# start of Records
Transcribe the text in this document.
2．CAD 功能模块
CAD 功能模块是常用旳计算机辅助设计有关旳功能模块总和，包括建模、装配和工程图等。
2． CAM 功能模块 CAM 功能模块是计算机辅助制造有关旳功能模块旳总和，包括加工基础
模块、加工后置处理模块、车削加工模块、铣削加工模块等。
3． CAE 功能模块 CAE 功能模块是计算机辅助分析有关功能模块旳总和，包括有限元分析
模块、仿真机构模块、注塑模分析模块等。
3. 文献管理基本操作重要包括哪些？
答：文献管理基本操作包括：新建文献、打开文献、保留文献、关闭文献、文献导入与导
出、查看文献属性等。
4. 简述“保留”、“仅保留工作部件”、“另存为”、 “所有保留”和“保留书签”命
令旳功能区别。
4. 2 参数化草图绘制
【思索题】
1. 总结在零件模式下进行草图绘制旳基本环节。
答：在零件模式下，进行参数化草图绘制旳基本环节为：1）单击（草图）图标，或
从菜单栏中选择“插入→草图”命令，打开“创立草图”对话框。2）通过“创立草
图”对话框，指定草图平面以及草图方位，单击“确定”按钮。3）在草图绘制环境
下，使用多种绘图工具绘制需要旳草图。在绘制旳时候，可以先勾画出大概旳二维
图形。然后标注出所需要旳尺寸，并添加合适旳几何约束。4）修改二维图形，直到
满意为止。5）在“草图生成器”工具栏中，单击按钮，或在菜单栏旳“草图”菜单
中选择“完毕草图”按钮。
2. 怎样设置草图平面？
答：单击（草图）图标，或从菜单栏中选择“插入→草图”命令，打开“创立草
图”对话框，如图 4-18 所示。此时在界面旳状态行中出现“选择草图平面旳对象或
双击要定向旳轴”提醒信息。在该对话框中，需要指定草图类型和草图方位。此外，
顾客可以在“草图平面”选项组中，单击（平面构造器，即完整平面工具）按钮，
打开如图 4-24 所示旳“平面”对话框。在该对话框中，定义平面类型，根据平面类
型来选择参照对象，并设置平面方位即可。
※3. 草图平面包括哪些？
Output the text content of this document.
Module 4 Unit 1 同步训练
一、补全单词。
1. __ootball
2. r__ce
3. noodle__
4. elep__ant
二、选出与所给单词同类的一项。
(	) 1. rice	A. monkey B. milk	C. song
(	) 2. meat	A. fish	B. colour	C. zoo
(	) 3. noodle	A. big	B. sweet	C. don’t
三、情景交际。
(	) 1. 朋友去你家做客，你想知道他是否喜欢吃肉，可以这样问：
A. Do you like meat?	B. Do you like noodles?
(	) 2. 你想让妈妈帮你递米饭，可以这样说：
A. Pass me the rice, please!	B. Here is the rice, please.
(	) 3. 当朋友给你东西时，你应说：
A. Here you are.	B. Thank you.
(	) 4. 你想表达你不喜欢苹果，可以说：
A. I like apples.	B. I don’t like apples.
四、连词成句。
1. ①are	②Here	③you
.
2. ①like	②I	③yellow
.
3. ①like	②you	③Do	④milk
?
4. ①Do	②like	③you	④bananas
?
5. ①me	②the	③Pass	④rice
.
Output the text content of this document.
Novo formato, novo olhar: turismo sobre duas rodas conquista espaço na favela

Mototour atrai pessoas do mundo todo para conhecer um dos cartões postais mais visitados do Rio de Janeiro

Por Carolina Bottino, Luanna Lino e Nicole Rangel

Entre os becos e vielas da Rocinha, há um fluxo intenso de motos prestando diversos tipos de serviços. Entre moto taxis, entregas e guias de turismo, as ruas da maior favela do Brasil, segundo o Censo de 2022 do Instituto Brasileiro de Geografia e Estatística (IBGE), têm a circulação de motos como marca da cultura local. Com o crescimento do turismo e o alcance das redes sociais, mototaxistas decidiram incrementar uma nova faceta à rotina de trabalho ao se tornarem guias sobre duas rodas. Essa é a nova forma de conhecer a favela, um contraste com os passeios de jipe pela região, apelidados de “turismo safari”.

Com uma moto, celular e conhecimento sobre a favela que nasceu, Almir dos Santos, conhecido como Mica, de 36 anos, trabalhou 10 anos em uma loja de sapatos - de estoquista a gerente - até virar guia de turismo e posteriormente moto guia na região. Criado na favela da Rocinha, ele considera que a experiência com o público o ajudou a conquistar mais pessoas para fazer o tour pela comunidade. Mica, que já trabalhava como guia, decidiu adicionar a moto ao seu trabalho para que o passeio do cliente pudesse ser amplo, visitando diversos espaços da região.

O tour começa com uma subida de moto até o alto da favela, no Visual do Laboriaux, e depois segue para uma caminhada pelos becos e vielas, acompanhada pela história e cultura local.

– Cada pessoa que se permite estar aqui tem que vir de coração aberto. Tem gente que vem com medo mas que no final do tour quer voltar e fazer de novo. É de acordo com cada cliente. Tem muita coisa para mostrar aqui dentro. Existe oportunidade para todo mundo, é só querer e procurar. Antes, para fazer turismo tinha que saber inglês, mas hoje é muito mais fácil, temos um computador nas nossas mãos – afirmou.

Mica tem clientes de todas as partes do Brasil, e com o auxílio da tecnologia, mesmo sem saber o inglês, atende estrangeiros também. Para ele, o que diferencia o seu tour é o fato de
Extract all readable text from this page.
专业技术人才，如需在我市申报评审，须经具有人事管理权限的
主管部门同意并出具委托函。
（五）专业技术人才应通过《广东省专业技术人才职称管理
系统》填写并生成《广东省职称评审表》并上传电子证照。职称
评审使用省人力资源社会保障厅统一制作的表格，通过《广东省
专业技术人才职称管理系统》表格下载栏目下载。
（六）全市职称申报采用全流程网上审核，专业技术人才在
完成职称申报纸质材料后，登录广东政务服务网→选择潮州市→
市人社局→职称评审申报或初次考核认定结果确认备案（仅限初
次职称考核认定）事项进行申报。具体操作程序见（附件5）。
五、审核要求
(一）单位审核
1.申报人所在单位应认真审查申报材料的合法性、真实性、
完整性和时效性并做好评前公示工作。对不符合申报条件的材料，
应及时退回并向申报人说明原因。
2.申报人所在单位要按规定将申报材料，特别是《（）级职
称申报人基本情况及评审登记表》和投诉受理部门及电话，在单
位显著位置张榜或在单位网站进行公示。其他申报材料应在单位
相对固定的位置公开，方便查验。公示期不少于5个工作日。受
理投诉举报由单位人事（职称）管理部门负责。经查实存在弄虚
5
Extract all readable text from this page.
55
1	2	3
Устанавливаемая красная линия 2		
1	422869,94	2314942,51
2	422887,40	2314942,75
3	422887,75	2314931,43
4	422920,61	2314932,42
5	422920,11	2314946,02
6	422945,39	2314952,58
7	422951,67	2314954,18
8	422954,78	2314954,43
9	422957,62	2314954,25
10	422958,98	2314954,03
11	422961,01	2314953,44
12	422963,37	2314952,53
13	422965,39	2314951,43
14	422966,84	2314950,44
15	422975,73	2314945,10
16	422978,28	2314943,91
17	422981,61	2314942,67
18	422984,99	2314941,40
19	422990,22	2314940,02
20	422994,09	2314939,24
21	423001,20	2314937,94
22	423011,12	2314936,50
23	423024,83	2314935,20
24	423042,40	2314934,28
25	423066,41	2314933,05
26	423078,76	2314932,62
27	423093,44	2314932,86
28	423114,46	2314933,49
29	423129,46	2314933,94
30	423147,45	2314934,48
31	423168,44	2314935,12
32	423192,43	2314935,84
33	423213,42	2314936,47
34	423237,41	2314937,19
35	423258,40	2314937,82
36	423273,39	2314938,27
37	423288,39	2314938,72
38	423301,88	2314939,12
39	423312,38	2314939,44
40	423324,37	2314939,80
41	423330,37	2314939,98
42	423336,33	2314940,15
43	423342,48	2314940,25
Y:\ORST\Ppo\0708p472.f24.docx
# end of Records
Retype all the material above precisely, with no line left out.

Transcribe the text in this document.
2．CAD 功能模块
CAD 功能模块是常用旳计算机辅助设计有关旳功能模块总和，包括建模、装配和工程图等。
2． CAM 功能模块 CAM 功能模块是计算机辅助制造有关旳功能模块旳总和，包括加工基础
模块、加工后置处理模块、车削加工模块、铣削加工模块等。
3． CAE 功能模块 CAE 功能模块是计算机辅助分析有关功能模块旳总和，包括有限元分析
模块、仿真机构模块、注塑模分析模块等。
3. 文献管理基本操作重要包括哪些？
答：文献管理基本操作包括：新建文献、打开文献、保留文献、关闭文献、文献导入与导
出、查看文献属性等。
4. 简述“保留”、“仅保留工作部件”、“另存为”、 “所有保留”和“保留书签”命
令旳功能区别。
4. 2 参数化草图绘制
【思索题】
1. 总结在零件模式下进行草图绘制旳基本环节。
答：在零件模式下，进行参数化草图绘制旳基本环节为：1）单击（草图）图标，或
从菜单栏中选择“插入→草图”命令，打开“创立草图”对话框。2）通过“创立草
图”对话框，指定草图平面以及草图方位，单击“确定”按钮。3）在草图绘制环境
下，使用多种绘图工具绘制需要旳草图。在绘制旳时候，可以先勾画出大概旳二维
图形。然后标注出所需要旳尺寸，并添加合适旳几何约束。4）修改二维图形，直到
满意为止。5）在“草图生成器”工具栏中，单击按钮，或在菜单栏旳“草图”菜单
中选择“完毕草图”按钮。
2. 怎样设置草图平面？
答：单击（草图）图标，或从菜单栏中选择“插入→草图”命令，打开“创立草
图”对话框，如图 4-18 所示。此时在界面旳状态行中出现“选择草图平面旳对象或
双击要定向旳轴”提醒信息。在该对话框中，需要指定草图类型和草图方位。此外，
顾客可以在“草图平面”选项组中，单击（平面构造器，即完整平面工具）按钮，
打开如图 4-24 所示旳“平面”对话框。在该对话框中，定义平面类型，根据平面类
型来选择参照对象，并设置平面方位即可。
※3. 草图平面包括哪些？
Output the text content of this document.
Module 4 Unit 1 同步训练
一、补全单词。
1. __ootball
2. r__ce
3. noodle__
4. elep__ant
二、选出与所给单词同类的一项。
(	) 1. rice	A. monkey B. milk	C. song
(	) 2. meat	A. fish	B. colour	C. zoo
(	) 3. noodle	A. big	B. sweet	C. don’t
三、情景交际。
(	) 1. 朋友去你家做客，你想知道他是否喜欢吃肉，可以这样问：
A. Do you like meat?	B. Do you like noodles?
(	) 2. 你想让妈妈帮你递米饭，可以这样说：
A. Pass me the rice, please!	B. Here is the rice, please.
(	) 3. 当朋友给你东西时，你应说：
A. Here you are.	B. Thank you.
(	) 4. 你想表达你不喜欢苹果，可以说：
A. I like apples.	B. I don’t like apples.
四、连词成句。
1. ①are	②Here	③you
.
2. ①like	②I	③yellow
.
3. ①like	②you	③Do	④milk
?
4. ①Do	②like	③you	④bananas
?
5. ①me	②the	③Pass	④rice
.
Output the text content of this document.
Novo formato, novo olhar: turismo sobre duas rodas conquista espaço na favela

Mototour atrai pessoas do mundo todo para conhecer um dos cartões postais mais visitados do Rio de Janeiro

Por Carolina Bottino, Luanna Lino e Nicole Rangel

Entre os becos e vielas da Rocinha, há um fluxo intenso de motos prestando diversos tipos de serviços. Entre moto taxis, entregas e guias de turismo, as ruas da maior favela do Brasil, segundo o Censo de 2022 do Instituto Brasileiro de Geografia e Estatística (IBGE), têm a circulação de motos como marca da cultura local. Com o crescimento do turismo e o alcance das redes sociais, mototaxistas decidiram incrementar uma nova faceta à rotina de trabalho ao se tornarem guias sobre duas rodas. Essa é a nova forma de conhecer a favela, um contraste com os passeios de jipe pela região, apelidados de “turismo safari”.

Com uma moto, celular e conhecimento sobre a favela que nasceu, Almir dos Santos, conhecido como Mica, de 36 anos, trabalhou 10 anos em uma loja de sapatos - de estoquista a gerente - até virar guia de turismo e posteriormente moto guia na região. Criado na favela da Rocinha, ele considera que a experiência com o público o ajudou a conquistar mais pessoas para fazer o tour pela comunidade. Mica, que já trabalhava como guia, decidiu adicionar a moto ao seu trabalho para que o passeio do cliente pudesse ser amplo, visitando diversos espaços da região.

O tour começa com uma subida de moto até o alto da favela, no Visual do Laboriaux, e depois segue para uma caminhada pelos becos e vielas, acompanhada pela história e cultura local.

– Cada pessoa que se permite estar aqui tem que vir de coração aberto. Tem gente que vem com medo mas que no final do tour quer voltar e fazer de novo. É de acordo com cada cliente. Tem muita coisa para mostrar aqui dentro. Existe oportunidade para todo mundo, é só querer e procurar. Antes, para fazer turismo tinha que saber inglês, mas hoje é muito mais fácil, temos um computador nas nossas mãos – afirmou.

Mica tem clientes de todas as partes do Brasil, e com o auxílio da tecnologia, mesmo sem saber o inglês, atende estrangeiros também. Para ele, o que diferencia o seu tour é o fato de
Extract all readable text from this page.
专业技术人才，如需在我市申报评审，须经具有人事管理权限的
主管部门同意并出具委托函。
（五）专业技术人才应通过《广东省专业技术人才职称管理
系统》填写并生成《广东省职称评审表》并上传电子证照。职称
评审使用省人力资源社会保障厅统一制作的表格，通过《广东省
专业技术人才职称管理系统》表格下载栏目下载。
（六）全市职称申报采用全流程网上审核，专业技术人才在
完成职称申报纸质材料后，登录广东政务服务网→选择潮州市→
市人社局→职称评审申报或初次考核认定结果确认备案（仅限初
次职称考核认定）事项进行申报。具体操作程序见（附件5）。
五、审核要求
(一）单位审核
1.申报人所在单位应认真审查申报材料的合法性、真实性、
完整性和时效性并做好评前公示工作。对不符合申报条件的材料，
应及时退回并向申报人说明原因。
2.申报人所在单位要按规定将申报材料，特别是《（）级职
称申报人基本情况及评审登记表》和投诉受理部门及电话，在单
位显著位置张榜或在单位网站进行公示。其他申报材料应在单位
相对固定的位置公开，方便查验。公示期不少于5个工作日。受
理投诉举报由单位人事（职称）管理部门负责。经查实存在弄虚
5
Extract all readable text from this page.
55
1	2	3
Устанавливаемая красная линия 2		
1	422869,94	2314942,51
2	422887,40	2314942,75
3	422887,75	2314931,43
4	422920,61	2314932,42
5	422920,11	2314946,02
6	422945,39	2314952,58
7	422951,67	2314954,18
8	422954,78	2314954,43
9	422957,62	2314954,25
10	422958,98	2314954,03
11	422961,01	2314953,44
12	422963,37	2314952,53
13	422965,39	2314951,43
14	422966,84	2314950,44
15	422975,73	2314945,10
16	422978,28	2314943,91
17	422981,61	2314942,67
18	422984,99	2314941,40
19	422990,22	2314940,02
20	422994,09	2314939,24
21	423001,20	2314937,94
22	423011,12	2314936,50
23	423024,83	2314935,20
24	423042,40	2314934,28
25	423066,41	2314933,05
26	423078,76	2314932,62
27	423093,44	2314932,86
28	423114,46	2314933,49
29	423129,46	2314933,94
30	423147,45	2314934,48
31	423168,44	2314935,12
32	423192,43	2314935,84
33	423213,42	2314936,47
34	423237,41	2314937,19
35	423258,40	2314937,82
36	423273,39	2314938,27
37	423288,39	2314938,72
38	423301,88	2314939,12
39	423312,38	2314939,44
40	423324,37	2314939,80
41	423330,37	2314939,98
42	423336,33	2314940,15
43	423342,48	2314940,25
Y:\ORST\Ppo\0708p472.f24.docx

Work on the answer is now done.